= Element-and-box listings =
-- start --
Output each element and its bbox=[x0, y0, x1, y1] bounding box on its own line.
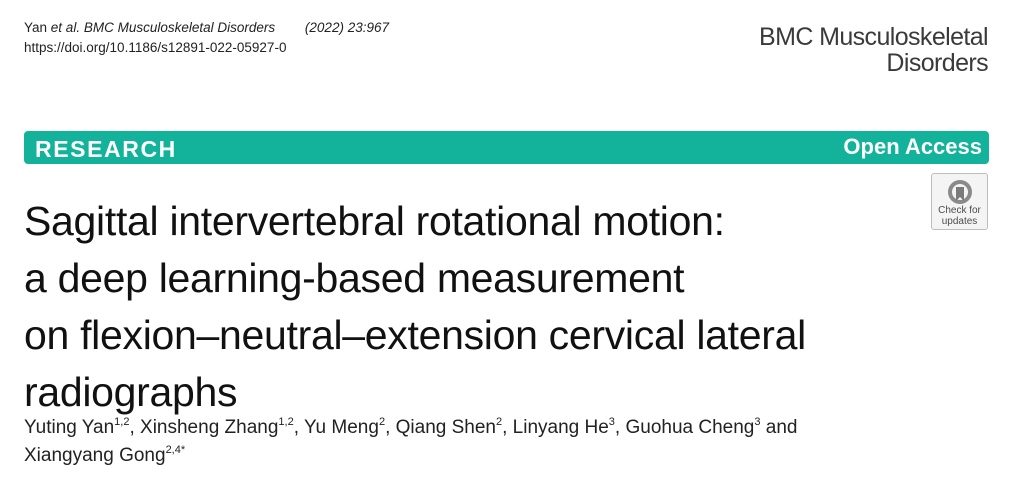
journal-logo[interactable]: BMC Musculoskeletal Disorders bbox=[759, 23, 989, 77]
author-affiliation: 1,2 bbox=[278, 416, 294, 428]
open-access-label: Open Access bbox=[843, 133, 982, 159]
author-name[interactable]: Yu Meng bbox=[303, 417, 379, 438]
citation-journal: BMC Musculoskeletal Disorders bbox=[83, 20, 276, 35]
badge-label-line2: updates bbox=[941, 216, 978, 227]
author-name[interactable]: Qiang Shen bbox=[395, 417, 496, 438]
author-separator: , bbox=[502, 417, 513, 438]
title-line: radiographs bbox=[24, 369, 238, 415]
citation-et-al: et al. bbox=[50, 20, 81, 35]
title-line: a deep learning-based measurement bbox=[24, 255, 685, 301]
author-list: Yuting Yan1,2, Xinsheng Zhang1,2, Yu Men… bbox=[24, 414, 904, 470]
author-affiliation: 3 bbox=[608, 416, 615, 428]
article-type-banner: RESEARCH Open Access bbox=[24, 131, 989, 164]
author-affiliation: 3 bbox=[754, 416, 761, 428]
author-name[interactable]: Xiangyang Gong bbox=[24, 445, 166, 466]
citation-header: Yan et al. BMC Musculoskeletal Disorders… bbox=[24, 18, 389, 58]
citation-line: Yan et al. BMC Musculoskeletal Disorders… bbox=[24, 18, 389, 38]
journal-logo-line2: Disorders bbox=[886, 49, 988, 77]
author-name[interactable]: Yuting Yan bbox=[24, 417, 115, 438]
citation-year-volume: (2022) 23:967 bbox=[304, 20, 389, 35]
author-separator: , bbox=[614, 417, 626, 438]
author-affiliation: 1,2 bbox=[114, 416, 130, 428]
title-line: on flexion–neutral–extension cervical la… bbox=[24, 312, 806, 358]
article-type-label: RESEARCH bbox=[35, 136, 177, 162]
author-name[interactable]: Xinsheng Zhang bbox=[140, 417, 279, 438]
author-affiliation: 2,4* bbox=[165, 444, 186, 456]
author-name[interactable]: Linyang He bbox=[512, 417, 609, 438]
check-for-updates-badge[interactable]: Check for updates bbox=[931, 173, 988, 230]
author-separator: and bbox=[760, 417, 798, 438]
author-separator: , bbox=[293, 417, 304, 438]
badge-label-line1: Check for bbox=[938, 205, 981, 216]
article-title: Sagittal intervertebral rotational motio… bbox=[24, 193, 919, 421]
journal-logo-line1: BMC Musculoskeletal bbox=[759, 23, 989, 51]
citation-authors: Yan bbox=[24, 20, 48, 35]
author-separator: , bbox=[129, 417, 141, 438]
author-separator: , bbox=[385, 417, 396, 438]
author-name[interactable]: Guohua Cheng bbox=[625, 417, 755, 438]
title-line: Sagittal intervertebral rotational motio… bbox=[24, 198, 725, 244]
author-affiliation: 2 bbox=[378, 416, 386, 428]
check-for-updates-icon bbox=[947, 180, 972, 204]
doi-link[interactable]: https://doi.org/10.1186/s12891-022-05927… bbox=[24, 40, 287, 55]
author-affiliation: 2 bbox=[495, 416, 503, 428]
-- end --
= What you should do =
Copy out every line of the entries above without any change, but leave out the picture lines.

= Solution =
Output each element and its bbox=[x0, y0, x1, y1] bounding box on its own line.
journal-logo[interactable]: BMC Musculoskeletal Disorders bbox=[759, 23, 989, 77]
author-affiliation: 1,2 bbox=[278, 416, 294, 428]
open-access-label: Open Access bbox=[843, 133, 982, 159]
author-name[interactable]: Yu Meng bbox=[303, 417, 379, 438]
citation-journal: BMC Musculoskeletal Disorders bbox=[83, 20, 276, 35]
badge-label-line2: updates bbox=[941, 216, 978, 227]
author-name[interactable]: Qiang Shen bbox=[395, 417, 496, 438]
author-separator: , bbox=[502, 417, 513, 438]
title-line: radiographs bbox=[24, 369, 238, 415]
citation-et-al: et al. bbox=[50, 20, 81, 35]
title-line: a deep learning-based measurement bbox=[24, 255, 685, 301]
author-list: Yuting Yan1,2, Xinsheng Zhang1,2, Yu Men… bbox=[24, 414, 904, 470]
author-affiliation: 3 bbox=[608, 416, 615, 428]
article-type-banner: RESEARCH Open Access bbox=[24, 131, 989, 164]
author-affiliation: 3 bbox=[754, 416, 761, 428]
author-name[interactable]: Xiangyang Gong bbox=[24, 445, 166, 466]
citation-header: Yan et al. BMC Musculoskeletal Disorders… bbox=[24, 18, 389, 58]
citation-line: Yan et al. BMC Musculoskeletal Disorders… bbox=[24, 18, 389, 38]
journal-logo-line2: Disorders bbox=[886, 49, 988, 77]
author-name[interactable]: Yuting Yan bbox=[24, 417, 115, 438]
citation-year-volume: (2022) 23:967 bbox=[304, 20, 389, 35]
author-separator: , bbox=[614, 417, 626, 438]
author-affiliation: 1,2 bbox=[114, 416, 130, 428]
title-line: on flexion–neutral–extension cervical la… bbox=[24, 312, 806, 358]
article-type-label: RESEARCH bbox=[35, 136, 177, 162]
author-name[interactable]: Xinsheng Zhang bbox=[140, 417, 279, 438]
author-affiliation: 2,4* bbox=[165, 444, 186, 456]
author-name[interactable]: Linyang He bbox=[512, 417, 609, 438]
check-for-updates-badge[interactable]: Check for updates bbox=[931, 173, 988, 230]
author-separator: and bbox=[760, 417, 798, 438]
author-separator: , bbox=[293, 417, 304, 438]
badge-label-line1: Check for bbox=[938, 205, 981, 216]
article-title: Sagittal intervertebral rotational motio… bbox=[24, 193, 919, 421]
journal-logo-line1: BMC Musculoskeletal bbox=[759, 23, 989, 51]
citation-authors: Yan bbox=[24, 20, 48, 35]
author-separator: , bbox=[129, 417, 141, 438]
author-separator: , bbox=[385, 417, 396, 438]
author-name[interactable]: Guohua Cheng bbox=[625, 417, 755, 438]
title-line: Sagittal intervertebral rotational motio… bbox=[24, 198, 725, 244]
author-affiliation: 2 bbox=[378, 416, 386, 428]
check-for-updates-icon bbox=[947, 180, 972, 204]
doi-link[interactable]: https://doi.org/10.1186/s12891-022-05927… bbox=[24, 40, 287, 55]
author-affiliation: 2 bbox=[495, 416, 503, 428]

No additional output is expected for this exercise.